[Task prompt]:
Only a number is wanted: the count of lines in this listing that contain "Nguyễn".

[Start of Records for the exercise]

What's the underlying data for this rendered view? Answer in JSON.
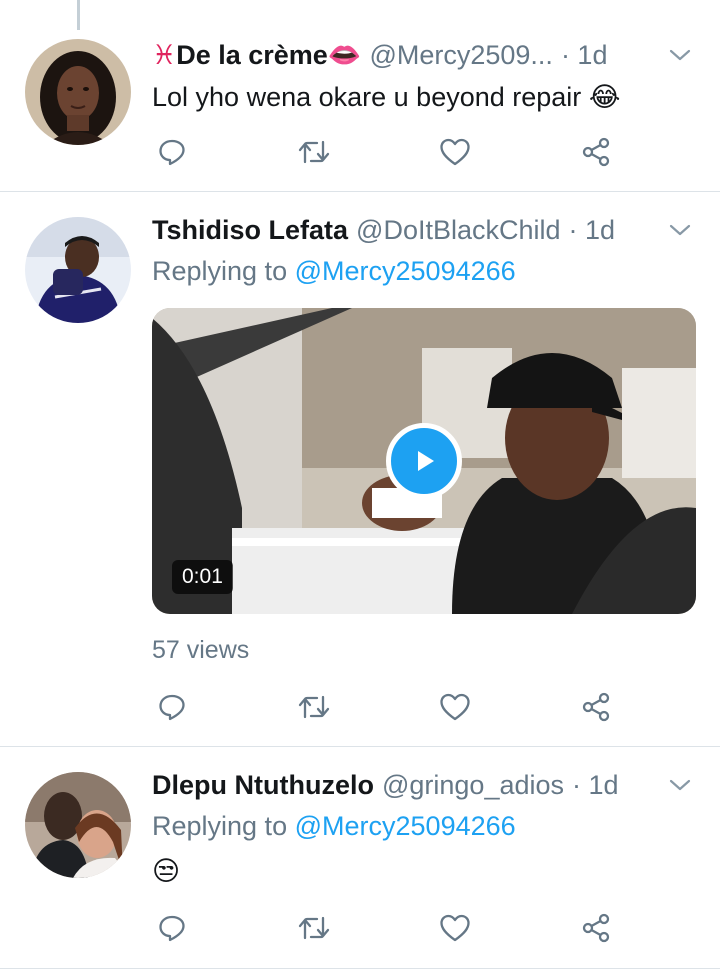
{
  "tweets": [
    {
      "name_prefix": "♓",
      "name": "De la crème",
      "name_suffix": "👄",
      "handle": "@Mercy2509...",
      "time": "· 1d",
      "text": "Lol yho wena okare u beyond repair",
      "emoji": "😂"
    },
    {
      "name": "Tshidiso Lefata",
      "handle": "@DoItBlackChild",
      "time": "· 1d",
      "replying_prefix": "Replying to",
      "replying_to": "@Mercy25094266",
      "video_duration": "0:01",
      "views": "57 views"
    },
    {
      "name": "Dlepu Ntuthuzelo",
      "handle": "@gringo_adios",
      "time": "· 1d",
      "replying_prefix": "Replying to",
      "replying_to": "@Mercy25094266",
      "emoji": "😒"
    }
  ],
  "icons": {
    "reply": "reply-icon",
    "retweet": "retweet-icon",
    "like": "heart-icon",
    "share": "share-icon",
    "menu": "chevron-down-icon",
    "play": "play-icon"
  },
  "colors": {
    "link": "#1da1f2",
    "muted": "#657786",
    "text": "#14171a"
  }
}
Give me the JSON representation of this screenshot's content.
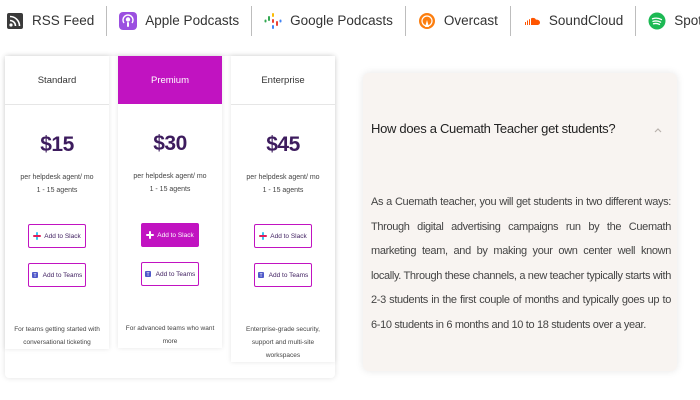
{
  "podcast_links": [
    {
      "label": "RSS Feed",
      "icon": "rss-icon"
    },
    {
      "label": "Apple Podcasts",
      "icon": "apple-podcasts-icon"
    },
    {
      "label": "Google Podcasts",
      "icon": "google-podcasts-icon"
    },
    {
      "label": "Overcast",
      "icon": "overcast-icon"
    },
    {
      "label": "SoundCloud",
      "icon": "soundcloud-icon"
    },
    {
      "label": "Spotify",
      "icon": "spotify-icon"
    }
  ],
  "plans": [
    {
      "name": "Standard",
      "price": "$15",
      "price_line": "per helpdesk agent/ mo",
      "agents": "1 - 15 agents",
      "slack_label": "Add to Slack",
      "teams_label": "Add to Teams",
      "description": "For teams getting started with conversational ticketing"
    },
    {
      "name": "Premium",
      "price": "$30",
      "price_line": "per helpdesk agent/ mo",
      "agents": "1 - 15 agents",
      "slack_label": "Add to Slack",
      "teams_label": "Add to Teams",
      "description": "For advanced teams who want more"
    },
    {
      "name": "Enterprise",
      "price": "$45",
      "price_line": "per helpdesk agent/ mo",
      "agents": "1 - 15 agents",
      "slack_label": "Add to Slack",
      "teams_label": "Add to Teams",
      "description": "Enterprise-grade security, support and multi-site workspaces"
    }
  ],
  "faq": {
    "question": "How does a Cuemath Teacher get students?",
    "answer": "As a Cuemath teacher, you will get students in two different ways: Through digital advertising campaigns run by the Cuemath marketing team, and by making your own center well known locally. Through these channels, a new teacher typically starts with 2-3 students in the first couple of months and typically goes up to 6-10 students in 6 months and 10 to 18 students over a year."
  },
  "colors": {
    "accent": "#c113c1",
    "price_text": "#3d1c5e"
  }
}
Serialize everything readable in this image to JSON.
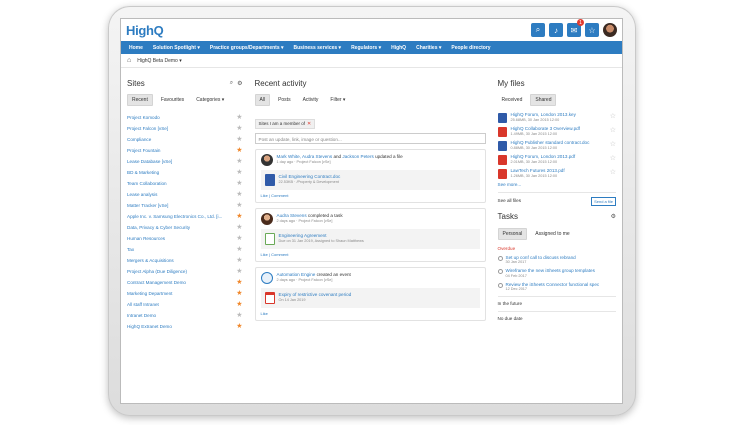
{
  "app": {
    "logo": "HighQ"
  },
  "top_icons": {
    "notif_count": "1"
  },
  "nav": [
    "Home",
    "Solution Spotlight ▾",
    "Practice groups/Departments ▾",
    "Business services ▾",
    "Regulators ▾",
    "HighQ",
    "Charities ▾",
    "People directory"
  ],
  "breadcrumb": {
    "label": "HighQ Beta Demo ▾"
  },
  "sites": {
    "title": "Sites",
    "tabs": [
      "Recent",
      "Favourites",
      "Categories ▾"
    ],
    "items": [
      {
        "name": "Project Komodo",
        "fav": false
      },
      {
        "name": "Project Falcon [vSe]",
        "fav": false
      },
      {
        "name": "Compliance",
        "fav": false
      },
      {
        "name": "Project Fountain",
        "fav": true
      },
      {
        "name": "Lease Database [vSe]",
        "fav": false
      },
      {
        "name": "BD & Marketing",
        "fav": false
      },
      {
        "name": "Team Collaboration",
        "fav": false
      },
      {
        "name": "Lease analysis",
        "fav": false
      },
      {
        "name": "Matter Tracker [vSe]",
        "fav": false
      },
      {
        "name": "Apple Inc. v. Samsung Electronics Co., Ltd. [i...",
        "fav": true
      },
      {
        "name": "Data, Privacy & Cyber Security",
        "fav": false
      },
      {
        "name": "Human Resources",
        "fav": false
      },
      {
        "name": "Tax",
        "fav": false
      },
      {
        "name": "Mergers & Acquisitions",
        "fav": false
      },
      {
        "name": "Project Alpha (Due Diligence)",
        "fav": false
      },
      {
        "name": "Contract Management Demo",
        "fav": true
      },
      {
        "name": "Marketing Department",
        "fav": true
      },
      {
        "name": "All staff Intranet",
        "fav": true
      },
      {
        "name": "Intranet Demo",
        "fav": false
      },
      {
        "name": "HighQ Extranet Demo",
        "fav": true
      }
    ]
  },
  "activity": {
    "title": "Recent activity",
    "tabs": [
      "All",
      "Posts",
      "Activity",
      "Filter ▾"
    ],
    "chip": "Sites I am a member of",
    "share_placeholder": "Post an update, link, image or question...",
    "cards": [
      {
        "line_a": "Mark White, Audra Stevens",
        "line_b": " and ",
        "line_c": "Jackson Peters",
        "line_d": " updated a file",
        "meta": "1 day ago · Project Falcon [vSe]",
        "item_title": "Civil Engineering Contract.doc",
        "item_meta": "22.53KB · /Property & Development",
        "actions": "Like | Comment"
      },
      {
        "line_a": "Audra Stevens",
        "line_d": " completed a task",
        "meta": "2 days ago · Project Falcon [vSe]",
        "item_title": "Engineering Agreement",
        "item_meta": "Due on 31 Jan 2019, Assigned to Shaun Matthews",
        "actions": "Like | Comment"
      },
      {
        "line_a": "Automation Engine",
        "line_d": " created an event",
        "meta": "2 days ago · Project Falcon [vSe]",
        "item_title": "Expiry of restrictive covenant period",
        "item_meta": "On 14 Jan 2019",
        "actions": "Like"
      }
    ]
  },
  "files": {
    "title": "My files",
    "tabs": [
      "Received",
      "Shared"
    ],
    "items": [
      {
        "name": "HighQ Forum, London 2013.key",
        "meta": "25.68MB, 30 Jan 2015 12:00",
        "kind": "doc"
      },
      {
        "name": "HighQ Collaborate 3 Overview.pdf",
        "meta": "1.49MB, 30 Jan 2015 12:00",
        "kind": "pdf"
      },
      {
        "name": "HighQ Publisher standard contract.doc",
        "meta": "0.88MB, 30 Jan 2015 12:00",
        "kind": "doc"
      },
      {
        "name": "HighQ Forum, London 2013.pdf",
        "meta": "2.01MB, 30 Jan 2015 12:00",
        "kind": "pdf"
      },
      {
        "name": "LawTech Futures 2013.pdf",
        "meta": "1.26MB, 30 Jan 2015 12:00",
        "kind": "pdf"
      }
    ],
    "see_more": "See more...",
    "see_all": "See all files",
    "send_label": "Send a file"
  },
  "tasks": {
    "title": "Tasks",
    "tabs": [
      "Personal",
      "Assigned to me"
    ],
    "overdue_label": "Overdue",
    "items": [
      {
        "name": "Set up conf call to discuss rebrand",
        "date": "30 Jan 2017"
      },
      {
        "name": "Wireframe the new iSheets group templates",
        "date": "04 Feb 2017"
      },
      {
        "name": "Review the iSheets Connector functional spec",
        "date": "12 Dec 2017"
      }
    ],
    "future_label": "In the future",
    "no_date_label": "No due date"
  },
  "colors": {
    "brand": "#2d7cc1",
    "favourite": "#f0882c",
    "pdf": "#d9372b"
  }
}
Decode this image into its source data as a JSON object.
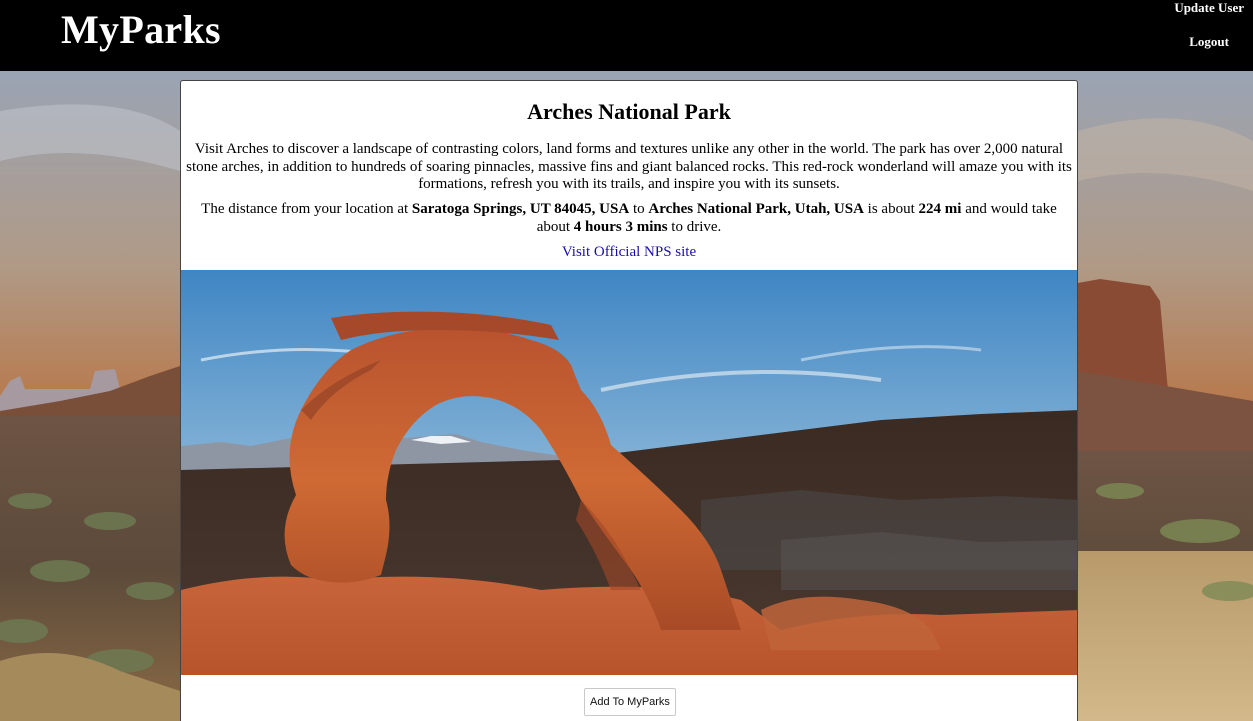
{
  "header": {
    "brand": "MyParks",
    "nav": {
      "update_user": "Update User",
      "logout": "Logout"
    }
  },
  "park": {
    "title": "Arches National Park",
    "description": "Visit Arches to discover a landscape of contrasting colors, land forms and textures unlike any other in the world. The park has over 2,000 natural stone arches, in addition to hundreds of soaring pinnacles, massive fins and giant balanced rocks. This red-rock wonderland will amaze you with its formations, refresh you with its trails, and inspire you with its sunsets.",
    "distance": {
      "prefix": "The distance from your location at ",
      "origin": "Saratoga Springs, UT 84045, USA",
      "to": " to ",
      "destination": "Arches National Park, Utah, USA",
      "is_about": " is about ",
      "miles": "224 mi",
      "would_take": " and would take about ",
      "duration": "4 hours 3 mins",
      "suffix": " to drive."
    },
    "nps_link": "Visit Official NPS site",
    "add_button": "Add To MyParks"
  },
  "colors": {
    "header_bg": "#000000",
    "link": "#1a0dab",
    "rock": "#c4582a"
  }
}
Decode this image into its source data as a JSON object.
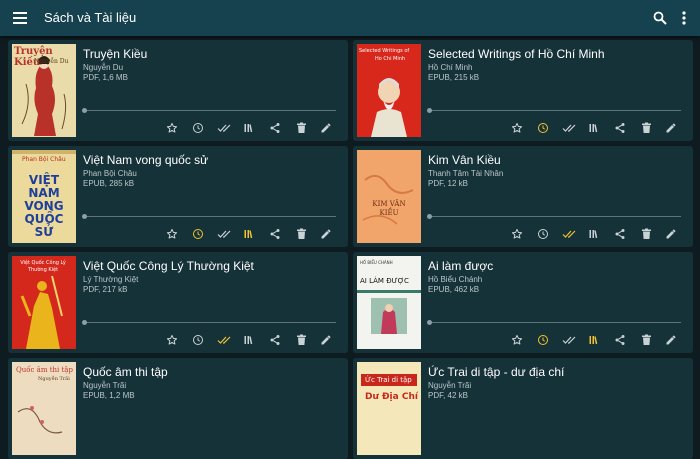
{
  "app": {
    "title": "Sách và Tài liệu"
  },
  "icons": {
    "menu": "menu-icon",
    "search": "search-icon",
    "more": "more-vert-icon",
    "actions": [
      "star-icon",
      "clock-icon",
      "done-all-icon",
      "books-icon",
      "share-icon",
      "delete-icon",
      "edit-icon"
    ]
  },
  "colors": {
    "appbar": "#16414f",
    "background": "#0e1c22",
    "card": "#163239",
    "icon_default": "#c9d3d5",
    "icon_active": "#f2c230"
  },
  "books": [
    {
      "title": "Truyện Kiều",
      "author": "Nguyễn Du",
      "meta": "PDF, 1,6 MB",
      "cover_title": "Truyện Kiều",
      "cover_sub": "Nguyễn Du",
      "active": []
    },
    {
      "title": "Selected Writings of Hồ Chí Minh",
      "author": "Hồ Chí Minh",
      "meta": "EPUB, 215 kB",
      "cover_title": "Selected Writings of",
      "cover_sub": "Ho Chi Minh",
      "active": [
        "clock"
      ]
    },
    {
      "title": "Việt Nam vong quốc sử",
      "author": "Phan Bội Châu",
      "meta": "EPUB, 285 kB",
      "cover_title": "VIỆT NAM VONG QUỐC SỬ",
      "cover_sub": "Phan Bội Châu",
      "active": [
        "clock",
        "books"
      ]
    },
    {
      "title": "Kim Vân Kiều",
      "author": "Thanh Tâm Tài Nhân",
      "meta": "PDF, 12 kB",
      "cover_title": "KIM VÂN KIỀU",
      "cover_sub": "",
      "active": [
        "done"
      ]
    },
    {
      "title": "Việt Quốc Công Lý Thường Kiệt",
      "author": "Lý Thường Kiệt",
      "meta": "PDF, 217 kB",
      "cover_title": "Việt Quốc Công Lý Thường Kiệt",
      "cover_sub": "",
      "active": [
        "done"
      ]
    },
    {
      "title": "Ai làm được",
      "author": "Hồ Biểu Chánh",
      "meta": "EPUB, 462 kB",
      "cover_title": "AI LÀM ĐƯỢC",
      "cover_sub": "HỒ BIỂU CHÁNH",
      "active": [
        "clock",
        "books"
      ]
    },
    {
      "title": "Quốc âm thi tập",
      "author": "Nguyễn Trãi",
      "meta": "EPUB, 1,2 MB",
      "cover_title": "Quốc âm thi tập",
      "cover_sub": "Nguyễn Trãi",
      "active": []
    },
    {
      "title": "Ức Trai di tập - dư địa chí",
      "author": "Nguyễn Trãi",
      "meta": "PDF, 42 kB",
      "cover_title": "Ức Trai di tập",
      "cover_sub": "Dư Địa Chí",
      "active": []
    }
  ]
}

[End of Records for the exercise]

[Answer to the task]:
5